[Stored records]
★ ★ ★ ★ ★

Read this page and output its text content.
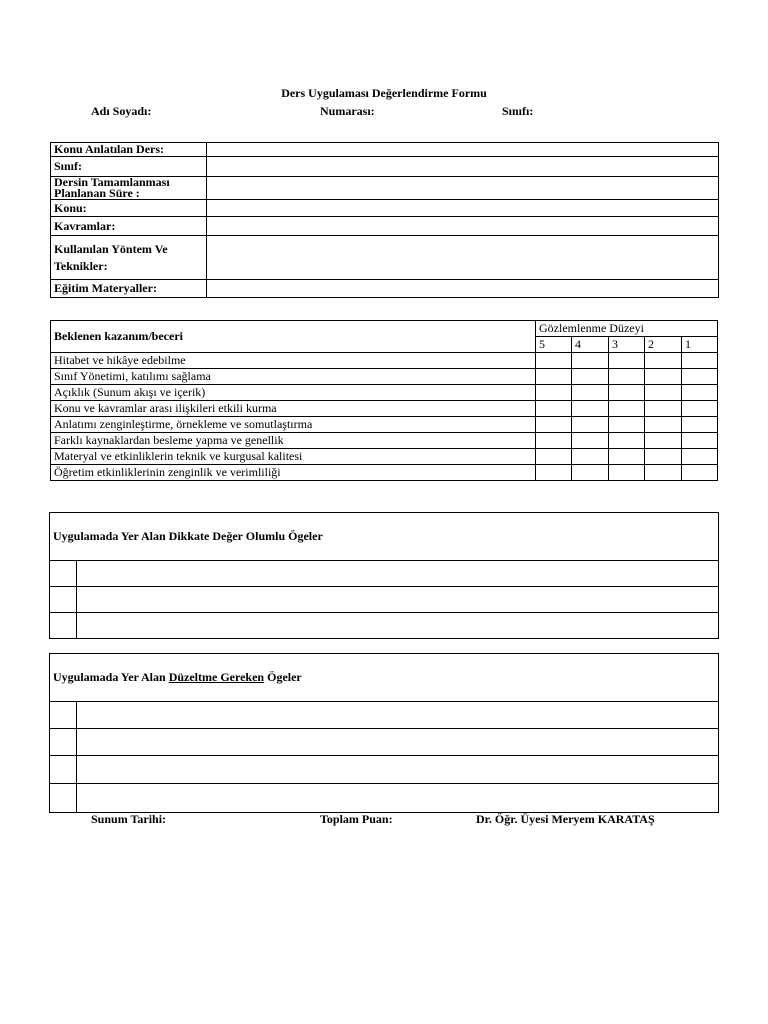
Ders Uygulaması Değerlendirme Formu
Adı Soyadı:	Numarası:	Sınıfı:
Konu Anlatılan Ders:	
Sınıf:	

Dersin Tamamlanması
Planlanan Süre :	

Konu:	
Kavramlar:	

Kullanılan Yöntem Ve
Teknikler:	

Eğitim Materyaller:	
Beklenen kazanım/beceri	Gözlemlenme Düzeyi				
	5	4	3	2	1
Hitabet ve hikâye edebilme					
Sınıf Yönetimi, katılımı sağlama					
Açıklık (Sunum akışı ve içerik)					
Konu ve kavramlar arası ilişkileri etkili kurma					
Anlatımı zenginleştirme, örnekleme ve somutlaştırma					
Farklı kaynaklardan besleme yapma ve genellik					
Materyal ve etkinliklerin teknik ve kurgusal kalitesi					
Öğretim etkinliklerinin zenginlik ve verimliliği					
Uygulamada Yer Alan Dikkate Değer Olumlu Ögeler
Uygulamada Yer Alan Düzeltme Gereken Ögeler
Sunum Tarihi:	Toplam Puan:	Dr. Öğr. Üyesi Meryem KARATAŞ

★ ★ ★ ★ ★

Exercise
Transcribe the full listing above exactly as it stands, minus the pictures.

Answer for the task
Read this page and output its text content.
Ders Uygulaması Değerlendirme Formu
Adı Soyadı:	Numarası:	Sınıfı:
Konu Anlatılan Ders:	
Sınıf:	

Dersin Tamamlanması
Planlanan Süre :	

Konu:	
Kavramlar:	

Kullanılan Yöntem Ve
Teknikler:	

Eğitim Materyaller:	
Beklenen kazanım/beceri	Gözlemlenme Düzeyi				
	5	4	3	2	1
Hitabet ve hikâye edebilme					
Sınıf Yönetimi, katılımı sağlama					
Açıklık (Sunum akışı ve içerik)					
Konu ve kavramlar arası ilişkileri etkili kurma					
Anlatımı zenginleştirme, örnekleme ve somutlaştırma					
Farklı kaynaklardan besleme yapma ve genellik					
Materyal ve etkinliklerin teknik ve kurgusal kalitesi					
Öğretim etkinliklerinin zenginlik ve verimliliği					
Uygulamada Yer Alan Dikkate Değer Olumlu Ögeler
Uygulamada Yer Alan Düzeltme Gereken Ögeler
Sunum Tarihi:	Toplam Puan:	Dr. Öğr. Üyesi Meryem KARATAŞ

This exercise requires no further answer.